▶ [Your objective]:
Your output must match the data word for word, with every line included.
--- Record set Enclosed Below ---
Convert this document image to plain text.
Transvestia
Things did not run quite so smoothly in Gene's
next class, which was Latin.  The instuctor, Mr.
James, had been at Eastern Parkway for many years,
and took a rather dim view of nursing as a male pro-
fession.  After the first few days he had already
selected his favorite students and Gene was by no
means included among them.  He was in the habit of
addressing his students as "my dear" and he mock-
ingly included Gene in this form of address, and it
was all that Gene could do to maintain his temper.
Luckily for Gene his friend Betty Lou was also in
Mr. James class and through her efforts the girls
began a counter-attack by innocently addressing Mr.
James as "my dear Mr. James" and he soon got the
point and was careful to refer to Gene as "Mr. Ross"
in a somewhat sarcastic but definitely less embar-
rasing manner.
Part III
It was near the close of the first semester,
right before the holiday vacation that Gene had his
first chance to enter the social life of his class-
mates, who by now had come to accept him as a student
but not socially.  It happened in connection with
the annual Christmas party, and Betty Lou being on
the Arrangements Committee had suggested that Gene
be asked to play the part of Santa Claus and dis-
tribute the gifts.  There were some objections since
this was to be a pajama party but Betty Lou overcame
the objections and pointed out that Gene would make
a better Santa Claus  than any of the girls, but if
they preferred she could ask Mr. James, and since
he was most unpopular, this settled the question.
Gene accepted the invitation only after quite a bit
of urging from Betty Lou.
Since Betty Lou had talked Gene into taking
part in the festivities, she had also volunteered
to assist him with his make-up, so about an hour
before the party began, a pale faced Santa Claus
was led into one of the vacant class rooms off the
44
--- End of Enclosed Record set ---
▶ [Exercise output]:
Convert this document image to plain text.
Transvestia
Things did not run quite so smoothly in Gene's
next class, which was Latin.  The instuctor, Mr.
James, had been at Eastern Parkway for many years,
and took a rather dim view of nursing as a male pro-
fession.  After the first few days he had already
selected his favorite students and Gene was by no
means included among them.  He was in the habit of
addressing his students as "my dear" and he mock-
ingly included Gene in this form of address, and it
was all that Gene could do to maintain his temper.
Luckily for Gene his friend Betty Lou was also in
Mr. James class and through her efforts the girls
began a counter-attack by innocently addressing Mr.
James as "my dear Mr. James" and he soon got the
point and was careful to refer to Gene as "Mr. Ross"
in a somewhat sarcastic but definitely less embar-
rasing manner.
Part III
It was near the close of the first semester,
right before the holiday vacation that Gene had his
first chance to enter the social life of his class-
mates, who by now had come to accept him as a student
but not socially.  It happened in connection with
the annual Christmas party, and Betty Lou being on
the Arrangements Committee had suggested that Gene
be asked to play the part of Santa Claus and dis-
tribute the gifts.  There were some objections since
this was to be a pajama party but Betty Lou overcame
the objections and pointed out that Gene would make
a better Santa Claus  than any of the girls, but if
they preferred she could ask Mr. James, and since
he was most unpopular, this settled the question.
Gene accepted the invitation only after quite a bit
of urging from Betty Lou.
Since Betty Lou had talked Gene into taking
part in the festivities, she had also volunteered
to assist him with his make-up, so about an hour
before the party began, a pale faced Santa Claus
was led into one of the vacant class rooms off the
44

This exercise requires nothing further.